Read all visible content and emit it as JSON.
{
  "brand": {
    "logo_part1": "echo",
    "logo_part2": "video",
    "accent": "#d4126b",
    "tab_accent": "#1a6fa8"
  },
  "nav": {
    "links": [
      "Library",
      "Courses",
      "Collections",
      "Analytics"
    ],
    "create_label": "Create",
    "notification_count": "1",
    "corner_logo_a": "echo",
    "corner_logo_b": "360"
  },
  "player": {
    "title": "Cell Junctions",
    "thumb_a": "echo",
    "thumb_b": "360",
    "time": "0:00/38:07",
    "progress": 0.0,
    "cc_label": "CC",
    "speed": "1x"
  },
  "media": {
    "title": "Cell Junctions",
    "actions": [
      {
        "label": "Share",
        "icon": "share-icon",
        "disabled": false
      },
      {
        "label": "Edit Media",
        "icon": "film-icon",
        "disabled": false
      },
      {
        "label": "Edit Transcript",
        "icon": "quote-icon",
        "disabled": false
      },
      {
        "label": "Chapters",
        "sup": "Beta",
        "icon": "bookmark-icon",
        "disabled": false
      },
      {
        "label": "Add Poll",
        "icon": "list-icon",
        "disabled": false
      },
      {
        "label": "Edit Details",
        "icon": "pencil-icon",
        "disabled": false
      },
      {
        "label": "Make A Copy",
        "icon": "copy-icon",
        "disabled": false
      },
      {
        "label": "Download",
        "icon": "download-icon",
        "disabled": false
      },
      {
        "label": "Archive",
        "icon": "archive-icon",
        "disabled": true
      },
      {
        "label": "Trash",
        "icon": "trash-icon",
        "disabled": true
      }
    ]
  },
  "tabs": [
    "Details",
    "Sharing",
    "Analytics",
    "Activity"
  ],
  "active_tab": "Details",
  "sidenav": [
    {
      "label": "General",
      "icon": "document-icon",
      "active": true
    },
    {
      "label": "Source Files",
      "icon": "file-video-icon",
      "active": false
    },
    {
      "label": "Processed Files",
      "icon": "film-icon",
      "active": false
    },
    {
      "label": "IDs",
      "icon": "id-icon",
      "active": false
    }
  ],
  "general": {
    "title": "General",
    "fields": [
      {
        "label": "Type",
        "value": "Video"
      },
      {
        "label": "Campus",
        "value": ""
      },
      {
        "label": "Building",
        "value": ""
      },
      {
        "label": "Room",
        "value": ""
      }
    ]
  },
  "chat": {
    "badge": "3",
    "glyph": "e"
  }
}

-*-

> _What is needed_: Go back to the listing above and please repeat it exactly.

> _Reply to the exercise_:
Read all visible content and emit it as JSON.
{
  "brand": {
    "logo_part1": "echo",
    "logo_part2": "video",
    "accent": "#d4126b",
    "tab_accent": "#1a6fa8"
  },
  "nav": {
    "links": [
      "Library",
      "Courses",
      "Collections",
      "Analytics"
    ],
    "create_label": "Create",
    "notification_count": "1",
    "corner_logo_a": "echo",
    "corner_logo_b": "360"
  },
  "player": {
    "title": "Cell Junctions",
    "thumb_a": "echo",
    "thumb_b": "360",
    "time": "0:00/38:07",
    "progress": 0.0,
    "cc_label": "CC",
    "speed": "1x"
  },
  "media": {
    "title": "Cell Junctions",
    "actions": [
      {
        "label": "Share",
        "icon": "share-icon",
        "disabled": false
      },
      {
        "label": "Edit Media",
        "icon": "film-icon",
        "disabled": false
      },
      {
        "label": "Edit Transcript",
        "icon": "quote-icon",
        "disabled": false
      },
      {
        "label": "Chapters",
        "sup": "Beta",
        "icon": "bookmark-icon",
        "disabled": false
      },
      {
        "label": "Add Poll",
        "icon": "list-icon",
        "disabled": false
      },
      {
        "label": "Edit Details",
        "icon": "pencil-icon",
        "disabled": false
      },
      {
        "label": "Make A Copy",
        "icon": "copy-icon",
        "disabled": false
      },
      {
        "label": "Download",
        "icon": "download-icon",
        "disabled": false
      },
      {
        "label": "Archive",
        "icon": "archive-icon",
        "disabled": true
      },
      {
        "label": "Trash",
        "icon": "trash-icon",
        "disabled": true
      }
    ]
  },
  "tabs": [
    "Details",
    "Sharing",
    "Analytics",
    "Activity"
  ],
  "active_tab": "Details",
  "sidenav": [
    {
      "label": "General",
      "icon": "document-icon",
      "active": true
    },
    {
      "label": "Source Files",
      "icon": "file-video-icon",
      "active": false
    },
    {
      "label": "Processed Files",
      "icon": "film-icon",
      "active": false
    },
    {
      "label": "IDs",
      "icon": "id-icon",
      "active": false
    }
  ],
  "general": {
    "title": "General",
    "fields": [
      {
        "label": "Type",
        "value": "Video"
      },
      {
        "label": "Campus",
        "value": ""
      },
      {
        "label": "Building",
        "value": ""
      },
      {
        "label": "Room",
        "value": ""
      }
    ]
  },
  "chat": {
    "badge": "3",
    "glyph": "e"
  }
}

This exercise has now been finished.